Given entries section start

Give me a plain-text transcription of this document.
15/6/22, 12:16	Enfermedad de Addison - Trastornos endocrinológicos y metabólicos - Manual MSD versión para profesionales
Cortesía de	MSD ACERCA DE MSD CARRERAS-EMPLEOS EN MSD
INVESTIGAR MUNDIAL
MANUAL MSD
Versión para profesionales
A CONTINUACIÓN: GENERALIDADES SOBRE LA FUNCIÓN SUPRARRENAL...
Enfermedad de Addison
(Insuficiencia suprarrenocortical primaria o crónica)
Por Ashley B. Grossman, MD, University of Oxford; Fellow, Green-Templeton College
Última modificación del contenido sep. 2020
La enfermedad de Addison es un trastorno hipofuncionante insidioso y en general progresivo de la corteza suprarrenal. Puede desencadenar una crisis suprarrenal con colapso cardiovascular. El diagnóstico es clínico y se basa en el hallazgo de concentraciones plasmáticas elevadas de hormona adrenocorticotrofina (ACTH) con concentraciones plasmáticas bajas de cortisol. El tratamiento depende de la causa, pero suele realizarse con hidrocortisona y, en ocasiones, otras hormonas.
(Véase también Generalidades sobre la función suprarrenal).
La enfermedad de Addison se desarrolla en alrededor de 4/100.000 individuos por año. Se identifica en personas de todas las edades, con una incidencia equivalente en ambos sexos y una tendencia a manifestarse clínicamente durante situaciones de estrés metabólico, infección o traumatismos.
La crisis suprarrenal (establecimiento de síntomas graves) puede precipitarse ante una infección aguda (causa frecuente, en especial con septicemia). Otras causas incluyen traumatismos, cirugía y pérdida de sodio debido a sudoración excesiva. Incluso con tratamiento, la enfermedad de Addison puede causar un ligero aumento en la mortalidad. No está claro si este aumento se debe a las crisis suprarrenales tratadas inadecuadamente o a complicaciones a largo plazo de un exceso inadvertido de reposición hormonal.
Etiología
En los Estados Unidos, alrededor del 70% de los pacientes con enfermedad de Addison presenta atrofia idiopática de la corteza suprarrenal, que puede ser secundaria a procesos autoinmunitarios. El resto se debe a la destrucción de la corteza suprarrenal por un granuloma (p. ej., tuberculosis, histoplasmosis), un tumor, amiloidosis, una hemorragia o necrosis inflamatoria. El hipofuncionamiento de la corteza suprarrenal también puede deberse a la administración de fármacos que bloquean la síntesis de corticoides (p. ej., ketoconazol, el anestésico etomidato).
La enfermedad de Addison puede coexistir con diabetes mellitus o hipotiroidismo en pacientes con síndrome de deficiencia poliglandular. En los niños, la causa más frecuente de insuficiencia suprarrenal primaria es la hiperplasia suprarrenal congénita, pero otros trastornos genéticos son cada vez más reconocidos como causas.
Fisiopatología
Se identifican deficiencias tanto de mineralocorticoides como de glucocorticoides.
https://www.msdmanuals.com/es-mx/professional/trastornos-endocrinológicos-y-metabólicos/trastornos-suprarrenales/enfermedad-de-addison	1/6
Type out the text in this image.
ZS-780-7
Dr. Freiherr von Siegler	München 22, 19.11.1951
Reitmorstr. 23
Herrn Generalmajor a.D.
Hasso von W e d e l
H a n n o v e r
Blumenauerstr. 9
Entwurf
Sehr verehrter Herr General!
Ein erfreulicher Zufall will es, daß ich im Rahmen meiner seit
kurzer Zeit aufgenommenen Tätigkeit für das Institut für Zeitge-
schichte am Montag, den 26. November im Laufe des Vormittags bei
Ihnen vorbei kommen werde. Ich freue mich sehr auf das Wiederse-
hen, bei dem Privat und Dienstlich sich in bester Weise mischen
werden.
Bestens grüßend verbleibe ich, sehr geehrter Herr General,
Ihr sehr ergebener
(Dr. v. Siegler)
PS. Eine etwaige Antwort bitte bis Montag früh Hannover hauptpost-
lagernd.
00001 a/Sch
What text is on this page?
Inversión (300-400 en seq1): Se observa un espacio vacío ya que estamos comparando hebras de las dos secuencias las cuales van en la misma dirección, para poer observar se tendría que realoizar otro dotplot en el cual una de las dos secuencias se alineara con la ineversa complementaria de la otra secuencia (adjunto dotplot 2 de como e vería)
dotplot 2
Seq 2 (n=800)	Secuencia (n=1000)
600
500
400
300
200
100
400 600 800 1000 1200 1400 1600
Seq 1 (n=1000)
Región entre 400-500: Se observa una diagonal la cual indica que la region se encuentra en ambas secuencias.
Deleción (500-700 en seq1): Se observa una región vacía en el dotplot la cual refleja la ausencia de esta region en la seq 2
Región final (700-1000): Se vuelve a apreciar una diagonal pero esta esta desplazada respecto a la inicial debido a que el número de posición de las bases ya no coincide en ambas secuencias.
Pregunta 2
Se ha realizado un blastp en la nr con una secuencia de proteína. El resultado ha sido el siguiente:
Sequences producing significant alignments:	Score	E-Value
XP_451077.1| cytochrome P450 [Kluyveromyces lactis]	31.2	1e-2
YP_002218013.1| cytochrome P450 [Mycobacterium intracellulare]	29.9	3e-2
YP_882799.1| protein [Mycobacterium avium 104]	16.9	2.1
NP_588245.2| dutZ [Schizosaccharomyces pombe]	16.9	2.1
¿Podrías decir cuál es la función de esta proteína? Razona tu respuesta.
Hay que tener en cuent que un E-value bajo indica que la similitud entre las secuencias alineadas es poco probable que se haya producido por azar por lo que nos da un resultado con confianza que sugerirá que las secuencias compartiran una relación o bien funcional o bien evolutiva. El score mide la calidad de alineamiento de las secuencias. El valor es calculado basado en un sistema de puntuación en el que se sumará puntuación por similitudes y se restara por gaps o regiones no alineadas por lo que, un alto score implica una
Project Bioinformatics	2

Given entries section end

Exercise instructions: The answer must be every entry, reproduced exactly.

Result:
Give me a plain-text transcription of this document.
15/6/22, 12:16	Enfermedad de Addison - Trastornos endocrinológicos y metabólicos - Manual MSD versión para profesionales
Cortesía de	MSD ACERCA DE MSD CARRERAS-EMPLEOS EN MSD
INVESTIGAR MUNDIAL
MANUAL MSD
Versión para profesionales
A CONTINUACIÓN: GENERALIDADES SOBRE LA FUNCIÓN SUPRARRENAL...
Enfermedad de Addison
(Insuficiencia suprarrenocortical primaria o crónica)
Por Ashley B. Grossman, MD, University of Oxford; Fellow, Green-Templeton College
Última modificación del contenido sep. 2020
La enfermedad de Addison es un trastorno hipofuncionante insidioso y en general progresivo de la corteza suprarrenal. Puede desencadenar una crisis suprarrenal con colapso cardiovascular. El diagnóstico es clínico y se basa en el hallazgo de concentraciones plasmáticas elevadas de hormona adrenocorticotrofina (ACTH) con concentraciones plasmáticas bajas de cortisol. El tratamiento depende de la causa, pero suele realizarse con hidrocortisona y, en ocasiones, otras hormonas.
(Véase también Generalidades sobre la función suprarrenal).
La enfermedad de Addison se desarrolla en alrededor de 4/100.000 individuos por año. Se identifica en personas de todas las edades, con una incidencia equivalente en ambos sexos y una tendencia a manifestarse clínicamente durante situaciones de estrés metabólico, infección o traumatismos.
La crisis suprarrenal (establecimiento de síntomas graves) puede precipitarse ante una infección aguda (causa frecuente, en especial con septicemia). Otras causas incluyen traumatismos, cirugía y pérdida de sodio debido a sudoración excesiva. Incluso con tratamiento, la enfermedad de Addison puede causar un ligero aumento en la mortalidad. No está claro si este aumento se debe a las crisis suprarrenales tratadas inadecuadamente o a complicaciones a largo plazo de un exceso inadvertido de reposición hormonal.
Etiología
En los Estados Unidos, alrededor del 70% de los pacientes con enfermedad de Addison presenta atrofia idiopática de la corteza suprarrenal, que puede ser secundaria a procesos autoinmunitarios. El resto se debe a la destrucción de la corteza suprarrenal por un granuloma (p. ej., tuberculosis, histoplasmosis), un tumor, amiloidosis, una hemorragia o necrosis inflamatoria. El hipofuncionamiento de la corteza suprarrenal también puede deberse a la administración de fármacos que bloquean la síntesis de corticoides (p. ej., ketoconazol, el anestésico etomidato).
La enfermedad de Addison puede coexistir con diabetes mellitus o hipotiroidismo en pacientes con síndrome de deficiencia poliglandular. En los niños, la causa más frecuente de insuficiencia suprarrenal primaria es la hiperplasia suprarrenal congénita, pero otros trastornos genéticos son cada vez más reconocidos como causas.
Fisiopatología
Se identifican deficiencias tanto de mineralocorticoides como de glucocorticoides.
https://www.msdmanuals.com/es-mx/professional/trastornos-endocrinológicos-y-metabólicos/trastornos-suprarrenales/enfermedad-de-addison	1/6
Type out the text in this image.
ZS-780-7
Dr. Freiherr von Siegler	München 22, 19.11.1951
Reitmorstr. 23
Herrn Generalmajor a.D.
Hasso von W e d e l
H a n n o v e r
Blumenauerstr. 9
Entwurf
Sehr verehrter Herr General!
Ein erfreulicher Zufall will es, daß ich im Rahmen meiner seit
kurzer Zeit aufgenommenen Tätigkeit für das Institut für Zeitge-
schichte am Montag, den 26. November im Laufe des Vormittags bei
Ihnen vorbei kommen werde. Ich freue mich sehr auf das Wiederse-
hen, bei dem Privat und Dienstlich sich in bester Weise mischen
werden.
Bestens grüßend verbleibe ich, sehr geehrter Herr General,
Ihr sehr ergebener
(Dr. v. Siegler)
PS. Eine etwaige Antwort bitte bis Montag früh Hannover hauptpost-
lagernd.
00001 a/Sch
What text is on this page?
Inversión (300-400 en seq1): Se observa un espacio vacío ya que estamos comparando hebras de las dos secuencias las cuales van en la misma dirección, para poer observar se tendría que realoizar otro dotplot en el cual una de las dos secuencias se alineara con la ineversa complementaria de la otra secuencia (adjunto dotplot 2 de como e vería)
dotplot 2
Seq 2 (n=800)	Secuencia (n=1000)
600
500
400
300
200
100
400 600 800 1000 1200 1400 1600
Seq 1 (n=1000)
Región entre 400-500: Se observa una diagonal la cual indica que la region se encuentra en ambas secuencias.
Deleción (500-700 en seq1): Se observa una región vacía en el dotplot la cual refleja la ausencia de esta region en la seq 2
Región final (700-1000): Se vuelve a apreciar una diagonal pero esta esta desplazada respecto a la inicial debido a que el número de posición de las bases ya no coincide en ambas secuencias.
Pregunta 2
Se ha realizado un blastp en la nr con una secuencia de proteína. El resultado ha sido el siguiente:
Sequences producing significant alignments:	Score	E-Value
XP_451077.1| cytochrome P450 [Kluyveromyces lactis]	31.2	1e-2
YP_002218013.1| cytochrome P450 [Mycobacterium intracellulare]	29.9	3e-2
YP_882799.1| protein [Mycobacterium avium 104]	16.9	2.1
NP_588245.2| dutZ [Schizosaccharomyces pombe]	16.9	2.1
¿Podrías decir cuál es la función de esta proteína? Razona tu respuesta.
Hay que tener en cuent que un E-value bajo indica que la similitud entre las secuencias alineadas es poco probable que se haya producido por azar por lo que nos da un resultado con confianza que sugerirá que las secuencias compartiran una relación o bien funcional o bien evolutiva. El score mide la calidad de alineamiento de las secuencias. El valor es calculado basado en un sistema de puntuación en el que se sumará puntuación por similitudes y se restara por gaps o regiones no alineadas por lo que, un alto score implica una
Project Bioinformatics	2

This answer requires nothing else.